Written task:
Extract, unchanged, the lines from the one containing "Patent image size: (867, 742)." through the one containing "The gap 92 is at (419, 414).", both included.

[Dataset excerpts]
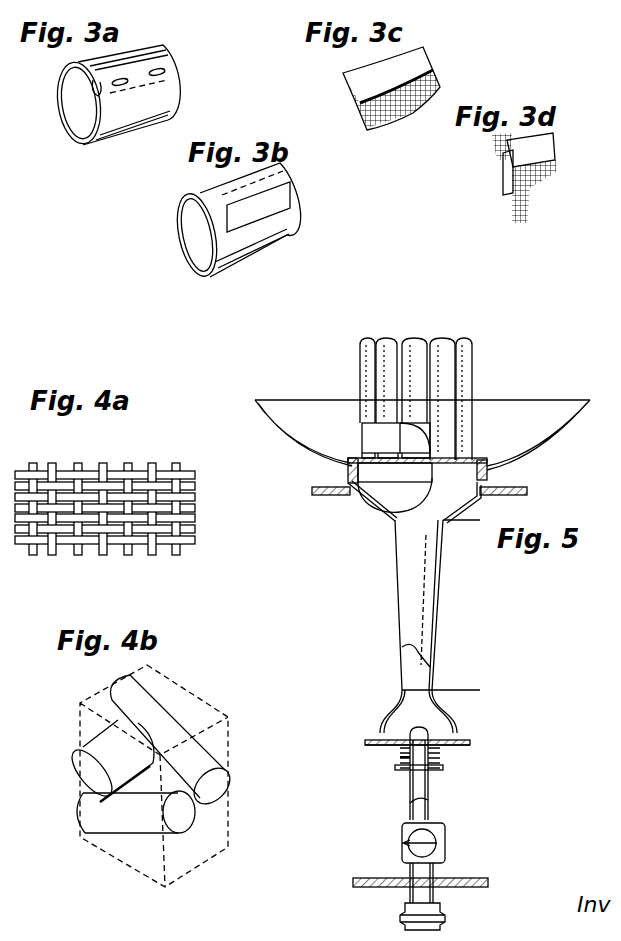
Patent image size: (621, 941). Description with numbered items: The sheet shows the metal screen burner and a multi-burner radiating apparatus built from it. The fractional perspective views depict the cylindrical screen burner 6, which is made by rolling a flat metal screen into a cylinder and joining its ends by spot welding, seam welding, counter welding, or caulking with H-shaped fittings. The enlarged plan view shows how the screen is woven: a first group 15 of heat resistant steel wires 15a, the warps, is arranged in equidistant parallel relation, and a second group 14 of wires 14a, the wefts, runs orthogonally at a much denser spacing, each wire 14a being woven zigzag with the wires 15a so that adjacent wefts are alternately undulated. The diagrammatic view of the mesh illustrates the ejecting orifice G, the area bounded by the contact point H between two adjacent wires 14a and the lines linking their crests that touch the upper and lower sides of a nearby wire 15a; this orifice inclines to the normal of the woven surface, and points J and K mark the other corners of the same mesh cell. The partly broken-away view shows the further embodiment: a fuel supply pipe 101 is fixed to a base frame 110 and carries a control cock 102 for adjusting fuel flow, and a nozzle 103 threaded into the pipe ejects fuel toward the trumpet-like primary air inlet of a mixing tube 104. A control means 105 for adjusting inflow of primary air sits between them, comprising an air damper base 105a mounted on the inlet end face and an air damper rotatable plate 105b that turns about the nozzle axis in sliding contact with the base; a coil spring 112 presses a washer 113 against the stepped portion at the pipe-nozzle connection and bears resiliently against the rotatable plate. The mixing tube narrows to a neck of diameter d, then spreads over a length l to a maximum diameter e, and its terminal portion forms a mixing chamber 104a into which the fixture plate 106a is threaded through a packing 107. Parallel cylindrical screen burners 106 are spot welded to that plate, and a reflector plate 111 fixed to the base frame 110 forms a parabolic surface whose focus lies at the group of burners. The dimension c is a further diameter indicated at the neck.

In FIG. 3A, the screen burner 6 is at (125, 123).
In FIG. 3B, the screen burner 6 is at (228, 258).
In FIG. 3C, the screen burner 6 is at (388, 122).
In FIG. 3D, the screen burner 6 is at (510, 210).
In FIG. 4A, the second group of wire elements 14 is at (129, 486).
In FIG. 4A, the wire element of the second group 14a is at (188, 473).
In FIG. 4B, the wire element of the second group 14a is at (177, 785).
In FIG. 4A, the first group of wire elements 15 is at (129, 486).
In FIG. 4A, the wire element of the first group 15a is at (32, 458).
In FIG. 4B, the wire element of the first group 15a is at (92, 771).
In FIG. 4B, the ejecting orifice G is at (147, 783).
In FIG. 4B, the contact point H is at (195, 810).
In FIG. 4B, the wire contact point J is at (170, 705).
In FIG. 4B, the wire contact point K is at (95, 790).
In FIG. 5, the fuel supply pipe 101 is at (430, 893).
In FIG. 5, the control cock 102 is at (447, 843).
In FIG. 5, the nozzle 103 is at (425, 768).
In FIG. 5, the mixing tube 104 is at (407, 602).
In FIG. 5, the mixing chamber 104a is at (373, 497).
In FIG. 5, the control means for adjusting inflow of primary air 105 is at (440, 750).
In FIG. 5, the air damper base 105a is at (463, 733).
In FIG. 5, the air damper rotatable plate 105b is at (373, 747).
In FIG. 5, the cylindrical metal screen burners 106 is at (382, 376).
In FIG. 5, the fixture plate 106a is at (357, 457).
In FIG. 5, the packing 107 is at (350, 468).
In FIG. 5, the base frame 110 is at (322, 495).
In FIG. 5, the reflector plate 111 is at (535, 408).
In FIG. 5, the coil spring 112 is at (403, 757).
In FIG. 5, the washer 113 is at (400, 770).
In FIG. 5, the maximum diameter of the spread portion e is at (437, 523).
In FIG. 5, the length of the spread portion l is at (475, 522).
In FIG. 5, the diameter of the narrowest neck portion d is at (418, 688).
In FIG. 5, the neck diameter dimension c is at (372, 713).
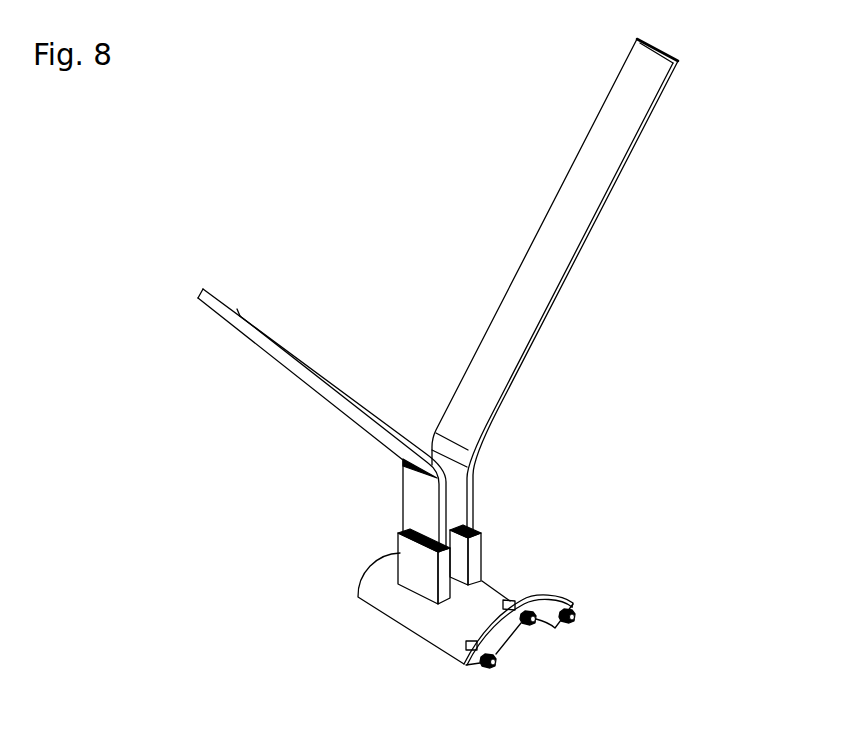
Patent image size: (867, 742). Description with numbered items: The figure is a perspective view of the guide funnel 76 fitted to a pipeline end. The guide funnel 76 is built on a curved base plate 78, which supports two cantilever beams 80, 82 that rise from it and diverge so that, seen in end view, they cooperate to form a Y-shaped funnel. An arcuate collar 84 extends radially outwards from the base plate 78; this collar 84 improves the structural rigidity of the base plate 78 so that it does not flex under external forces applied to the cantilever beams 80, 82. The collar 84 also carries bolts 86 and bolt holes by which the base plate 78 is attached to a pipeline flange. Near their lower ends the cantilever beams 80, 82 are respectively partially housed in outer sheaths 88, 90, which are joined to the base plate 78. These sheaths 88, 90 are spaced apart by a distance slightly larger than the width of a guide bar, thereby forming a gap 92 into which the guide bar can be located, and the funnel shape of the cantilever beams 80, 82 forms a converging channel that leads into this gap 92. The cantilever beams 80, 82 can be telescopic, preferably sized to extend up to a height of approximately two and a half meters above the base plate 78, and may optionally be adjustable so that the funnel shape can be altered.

The guide funnel 76 is at (770, 152).
The curved base plate 78 is at (385, 601).
The cantilever beam 80 is at (267, 328).
The cantilever beam 82 is at (553, 230).
The arcuate collar 84 is at (545, 597).
The bolts 86 is at (576, 617).
The outer sheath 88 is at (402, 552).
The outer sheath 90 is at (480, 552).
The gap 92 is at (419, 414).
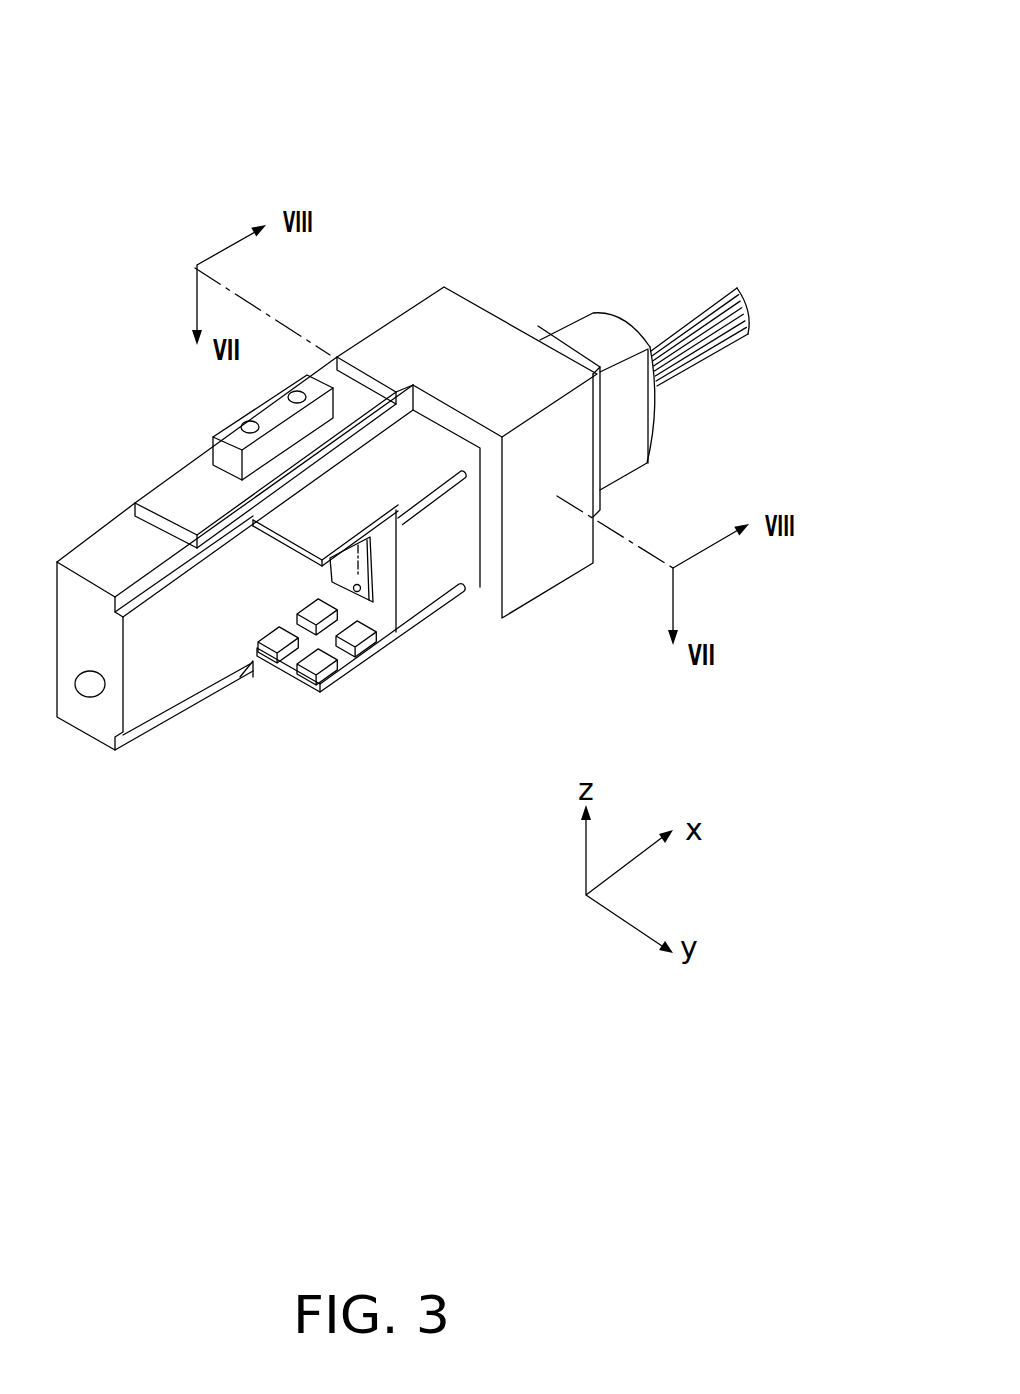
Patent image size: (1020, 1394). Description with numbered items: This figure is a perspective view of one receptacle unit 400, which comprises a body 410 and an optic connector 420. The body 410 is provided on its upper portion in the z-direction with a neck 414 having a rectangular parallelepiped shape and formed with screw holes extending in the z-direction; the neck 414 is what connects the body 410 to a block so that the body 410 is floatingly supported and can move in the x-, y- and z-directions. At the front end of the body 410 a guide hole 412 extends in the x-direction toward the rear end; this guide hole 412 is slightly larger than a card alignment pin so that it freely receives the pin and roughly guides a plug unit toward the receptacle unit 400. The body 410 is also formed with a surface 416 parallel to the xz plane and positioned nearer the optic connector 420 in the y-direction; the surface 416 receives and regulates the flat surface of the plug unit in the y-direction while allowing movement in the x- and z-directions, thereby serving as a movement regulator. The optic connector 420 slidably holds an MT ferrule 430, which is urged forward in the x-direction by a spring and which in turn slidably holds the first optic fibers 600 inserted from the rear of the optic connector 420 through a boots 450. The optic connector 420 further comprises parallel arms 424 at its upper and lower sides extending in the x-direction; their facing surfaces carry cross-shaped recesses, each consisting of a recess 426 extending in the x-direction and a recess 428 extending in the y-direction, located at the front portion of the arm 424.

The receptacle unit 400 is at (449, 128).
The body 410 is at (401, 327).
The guide hole 412 is at (93, 690).
The neck 414 is at (253, 417).
The surface 416 is at (173, 680).
The optic connector 420 is at (600, 496).
The arms 424 is at (300, 527).
The recess 426 is at (280, 670).
The recess 428 is at (357, 648).
The MT ferrule 430 is at (363, 573).
The boots 450 is at (602, 332).
The first optic fibers 600 is at (735, 338).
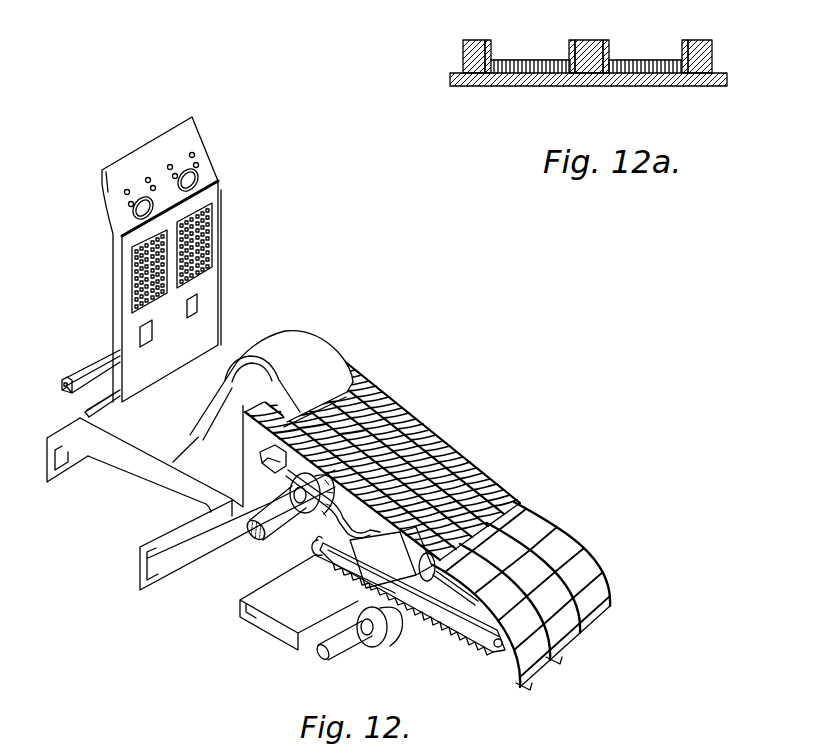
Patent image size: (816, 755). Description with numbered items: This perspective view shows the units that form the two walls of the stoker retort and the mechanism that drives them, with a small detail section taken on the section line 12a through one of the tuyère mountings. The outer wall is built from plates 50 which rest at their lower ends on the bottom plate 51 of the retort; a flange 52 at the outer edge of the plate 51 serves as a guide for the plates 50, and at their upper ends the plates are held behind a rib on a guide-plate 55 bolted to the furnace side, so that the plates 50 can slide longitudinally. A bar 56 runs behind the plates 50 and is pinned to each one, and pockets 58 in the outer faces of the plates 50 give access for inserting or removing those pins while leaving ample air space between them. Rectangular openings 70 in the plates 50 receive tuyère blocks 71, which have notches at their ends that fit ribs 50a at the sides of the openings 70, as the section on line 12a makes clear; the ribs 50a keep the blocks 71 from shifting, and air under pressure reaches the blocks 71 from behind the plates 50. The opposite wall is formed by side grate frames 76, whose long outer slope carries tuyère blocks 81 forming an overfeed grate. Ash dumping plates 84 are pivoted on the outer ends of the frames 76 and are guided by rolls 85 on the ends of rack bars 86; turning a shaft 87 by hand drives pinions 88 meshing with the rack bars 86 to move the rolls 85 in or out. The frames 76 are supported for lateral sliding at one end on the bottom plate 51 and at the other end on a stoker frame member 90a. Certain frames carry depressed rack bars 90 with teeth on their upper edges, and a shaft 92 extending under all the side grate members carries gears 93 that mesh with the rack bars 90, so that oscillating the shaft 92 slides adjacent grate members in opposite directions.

In FIG. 12A, the plates or frames 50 is at (478, 40).
In FIG. 12, the plates or frames 50 is at (220, 313).
In FIG. 12A, the ribs 50a is at (572, 62).
In FIG. 12A, the tuyère blocks 71 is at (652, 74).
In FIG. 12, the tuyère blocks 71 is at (82, 293).
In FIG. 12, the guide-plate 55 is at (195, 145).
In FIG. 12, the section line 12a is at (218, 213).
In FIG. 12, the pockets or recesses 58 is at (190, 307).
In FIG. 12, the rectangular openings 70 is at (113, 318).
In FIG. 12, the bar 56 is at (68, 378).
In FIG. 12, the flange or rib 52 is at (85, 411).
In FIG. 12, the plate or plates 51 is at (142, 435).
In FIG. 12, the frames 76 is at (325, 499).
In FIG. 12, the blocks 81 is at (418, 426).
In FIG. 12, the ash discharging or dumping plates 84 is at (560, 536).
In FIG. 12, the rolls 85 is at (497, 648).
In FIG. 12, the rack bars 86 is at (446, 650).
In FIG. 12, the shaft 87 is at (334, 655).
In FIG. 12, the pinions 88 is at (412, 640).
In FIG. 12, the depressed rack bars 90 is at (353, 543).
In FIG. 12, the stoker frame member 90a is at (270, 615).
In FIG. 12, the shaft 92 is at (262, 536).
In FIG. 12, the gears 93 is at (305, 512).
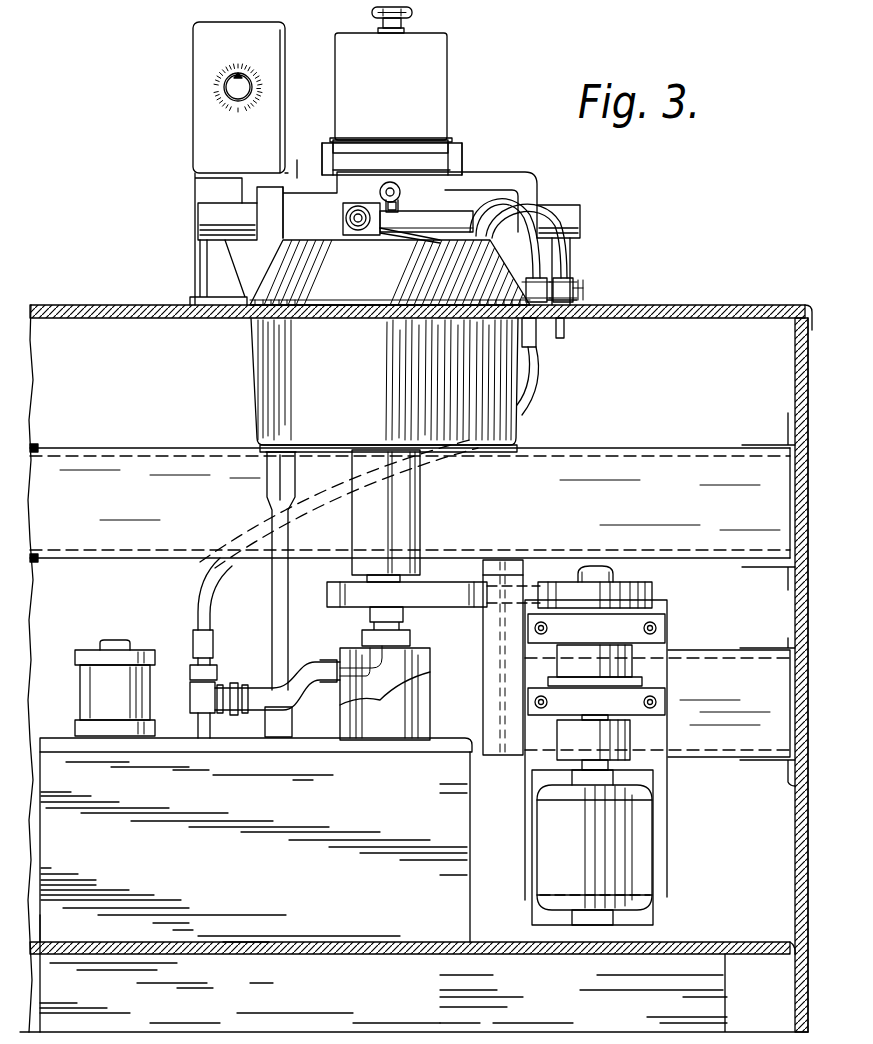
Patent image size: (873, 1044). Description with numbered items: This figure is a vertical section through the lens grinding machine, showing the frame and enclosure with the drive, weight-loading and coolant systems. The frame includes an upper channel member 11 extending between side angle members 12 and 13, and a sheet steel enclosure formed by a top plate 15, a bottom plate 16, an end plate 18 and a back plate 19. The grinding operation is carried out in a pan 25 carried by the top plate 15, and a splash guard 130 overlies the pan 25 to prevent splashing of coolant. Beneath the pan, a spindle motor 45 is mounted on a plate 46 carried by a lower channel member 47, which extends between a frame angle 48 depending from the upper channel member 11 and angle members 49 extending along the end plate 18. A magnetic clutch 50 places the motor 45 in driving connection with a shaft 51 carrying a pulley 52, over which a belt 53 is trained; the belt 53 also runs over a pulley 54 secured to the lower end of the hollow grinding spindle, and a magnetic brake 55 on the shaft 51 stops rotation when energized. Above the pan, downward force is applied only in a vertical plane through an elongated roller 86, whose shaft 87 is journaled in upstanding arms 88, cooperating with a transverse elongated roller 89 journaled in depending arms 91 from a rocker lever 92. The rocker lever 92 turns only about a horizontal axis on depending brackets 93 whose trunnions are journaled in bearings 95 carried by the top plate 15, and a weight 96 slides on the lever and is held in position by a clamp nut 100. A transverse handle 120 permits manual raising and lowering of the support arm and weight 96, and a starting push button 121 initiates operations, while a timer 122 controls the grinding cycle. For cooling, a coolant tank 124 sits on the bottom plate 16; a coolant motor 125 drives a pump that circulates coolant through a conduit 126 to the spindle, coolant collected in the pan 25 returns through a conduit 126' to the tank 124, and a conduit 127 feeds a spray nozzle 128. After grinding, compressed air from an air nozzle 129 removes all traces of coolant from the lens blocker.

The upper channel member 11 is at (643, 466).
The side angle member 12 is at (38, 447).
The side angle member 13 is at (786, 428).
The top plate 15 is at (702, 305).
The bottom plate 16 is at (688, 952).
The end plate 18 is at (795, 372).
The back plate 19 is at (208, 410).
The pan 25 is at (349, 370).
The spindle motor 45 is at (594, 851).
The plate 46 is at (662, 805).
The lower channel member 47 is at (693, 672).
The frame angle 48 is at (497, 632).
The angle members 49 is at (790, 646).
The magnetic clutch 50 is at (624, 748).
The shaft 51 is at (600, 566).
The pulley 52 is at (655, 590).
The belt 53 is at (453, 603).
The pulley 54 is at (428, 580).
The magnetic brake 55 is at (622, 675).
The elongated roller 86 is at (400, 190).
The shaft 87 is at (380, 191).
The upstanding arms 88 is at (343, 207).
The elongated roller 89 is at (455, 150).
The depending arms 91 is at (325, 152).
The rocker lever 92 is at (420, 140).
The depending brackets 93 is at (297, 178).
The bearings 95 is at (200, 218).
The weight 96 is at (448, 90).
The clamp nut 100 is at (412, 12).
The handle 120 is at (446, 214).
The starting push button 121 is at (356, 235).
The timer 122 is at (187, 65).
The coolant tank 124 is at (233, 873).
The coolant motor 125 is at (92, 668).
The conduit 126 is at (339, 680).
The conduit 126' is at (266, 594).
The conduit 127 is at (207, 592).
The spray nozzle 128 is at (488, 207).
The air nozzle 129 is at (536, 208).
The splash guard 130 is at (363, 290).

The reply:
Patent image size: (867, 742). Description with numbered items: The figure is a perspective view of the guide funnel 76 fitted to a pipeline end. The guide funnel 76 is built on a curved base plate 78, which supports two cantilever beams 80, 82 that rise from it and diverge so that, seen in end view, they cooperate to form a Y-shaped funnel. An arcuate collar 84 extends radially outwards from the base plate 78; this collar 84 improves the structural rigidity of the base plate 78 so that it does not flex under external forces applied to the cantilever beams 80, 82. The collar 84 also carries bolts 86 and bolt holes by which the base plate 78 is attached to a pipeline flange. Near their lower ends the cantilever beams 80, 82 are respectively partially housed in outer sheaths 88, 90, which are joined to the base plate 78. These sheaths 88, 90 are spaced apart by a distance slightly larger than the width of a guide bar, thereby forming a gap 92 into which the guide bar can be located, and the funnel shape of the cantilever beams 80, 82 forms a converging channel that leads into this gap 92. The cantilever beams 80, 82 can be telescopic, preferably sized to extend up to a height of approximately two and a half meters above the base plate 78, and may optionally be adjustable so that the funnel shape can be altered.

The guide funnel 76 is at (770, 152).
The curved base plate 78 is at (385, 601).
The cantilever beam 80 is at (267, 328).
The cantilever beam 82 is at (553, 230).
The arcuate collar 84 is at (545, 597).
The bolts 86 is at (576, 617).
The outer sheath 88 is at (402, 552).
The outer sheath 90 is at (480, 552).
The gap 92 is at (419, 414).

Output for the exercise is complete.